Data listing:

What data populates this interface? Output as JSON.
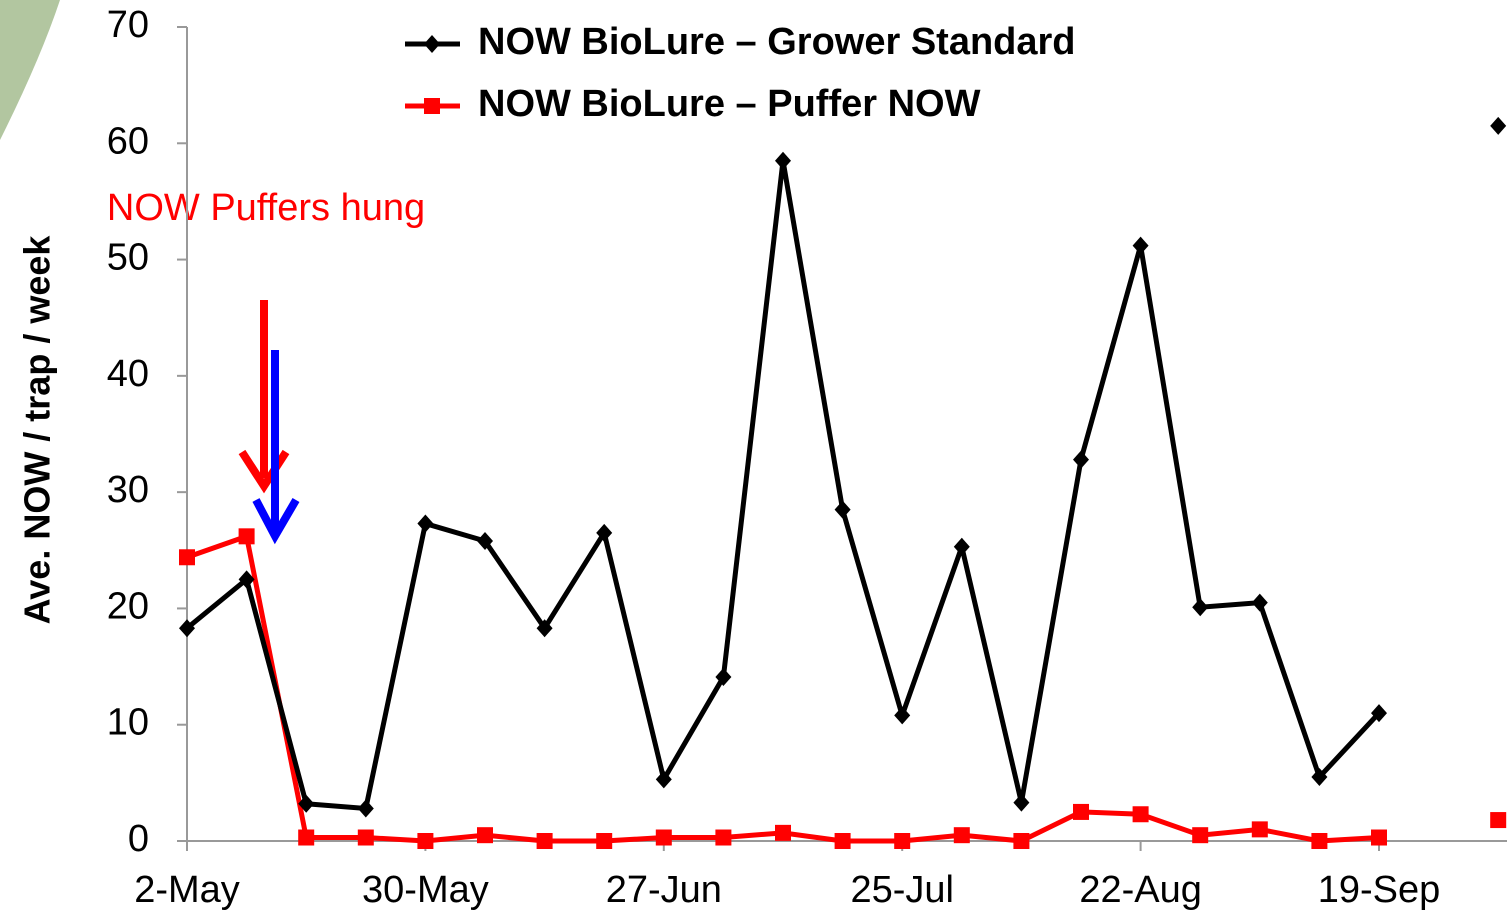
{
  "chart_data": {
    "type": "line",
    "y_axis_label": "Ave. NOW / trap / week",
    "annotation": "NOW Puffers hung",
    "categories": [
      "2-May",
      null,
      null,
      null,
      "30-May",
      null,
      null,
      null,
      "27-Jun",
      null,
      null,
      null,
      "25-Jul",
      null,
      null,
      null,
      "22-Aug",
      null,
      null,
      null,
      "19-Sep",
      null,
      null
    ],
    "series": [
      {
        "name": "NOW BioLure – Grower Standard",
        "color": "#000000",
        "marker": "diamond",
        "values": [
          18.3,
          22.5,
          3.2,
          2.8,
          27.3,
          25.8,
          18.3,
          26.5,
          5.3,
          14.1,
          58.5,
          28.5,
          10.8,
          25.3,
          3.3,
          32.8,
          51.2,
          20.1,
          20.5,
          5.5,
          11,
          null,
          61.5
        ]
      },
      {
        "name": "NOW BioLure – Puffer NOW",
        "color": "#ff0000",
        "marker": "square",
        "values": [
          24.4,
          26.2,
          0.3,
          0.3,
          0,
          0.5,
          0,
          0,
          0.3,
          0.3,
          0.7,
          0,
          0,
          0.5,
          0,
          2.5,
          2.3,
          0.5,
          1,
          0,
          0.3,
          null,
          1.8
        ]
      }
    ],
    "ylim": [
      0,
      70
    ],
    "yticks": [
      0,
      10,
      20,
      30,
      40,
      50,
      60,
      70
    ],
    "legend": "top"
  }
}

## [Aim]
Make a word-for-word copy of the entries, without any pictures.

## [Expected output]
What data populates this interface? Output as JSON.
{
  "chart_data": {
    "type": "line",
    "y_axis_label": "Ave. NOW / trap / week",
    "annotation": "NOW Puffers hung",
    "categories": [
      "2-May",
      null,
      null,
      null,
      "30-May",
      null,
      null,
      null,
      "27-Jun",
      null,
      null,
      null,
      "25-Jul",
      null,
      null,
      null,
      "22-Aug",
      null,
      null,
      null,
      "19-Sep",
      null,
      null
    ],
    "series": [
      {
        "name": "NOW BioLure – Grower Standard",
        "color": "#000000",
        "marker": "diamond",
        "values": [
          18.3,
          22.5,
          3.2,
          2.8,
          27.3,
          25.8,
          18.3,
          26.5,
          5.3,
          14.1,
          58.5,
          28.5,
          10.8,
          25.3,
          3.3,
          32.8,
          51.2,
          20.1,
          20.5,
          5.5,
          11,
          null,
          61.5
        ]
      },
      {
        "name": "NOW BioLure – Puffer NOW",
        "color": "#ff0000",
        "marker": "square",
        "values": [
          24.4,
          26.2,
          0.3,
          0.3,
          0,
          0.5,
          0,
          0,
          0.3,
          0.3,
          0.7,
          0,
          0,
          0.5,
          0,
          2.5,
          2.3,
          0.5,
          1,
          0,
          0.3,
          null,
          1.8
        ]
      }
    ],
    "ylim": [
      0,
      70
    ],
    "yticks": [
      0,
      10,
      20,
      30,
      40,
      50,
      60,
      70
    ],
    "legend": "top"
  }
}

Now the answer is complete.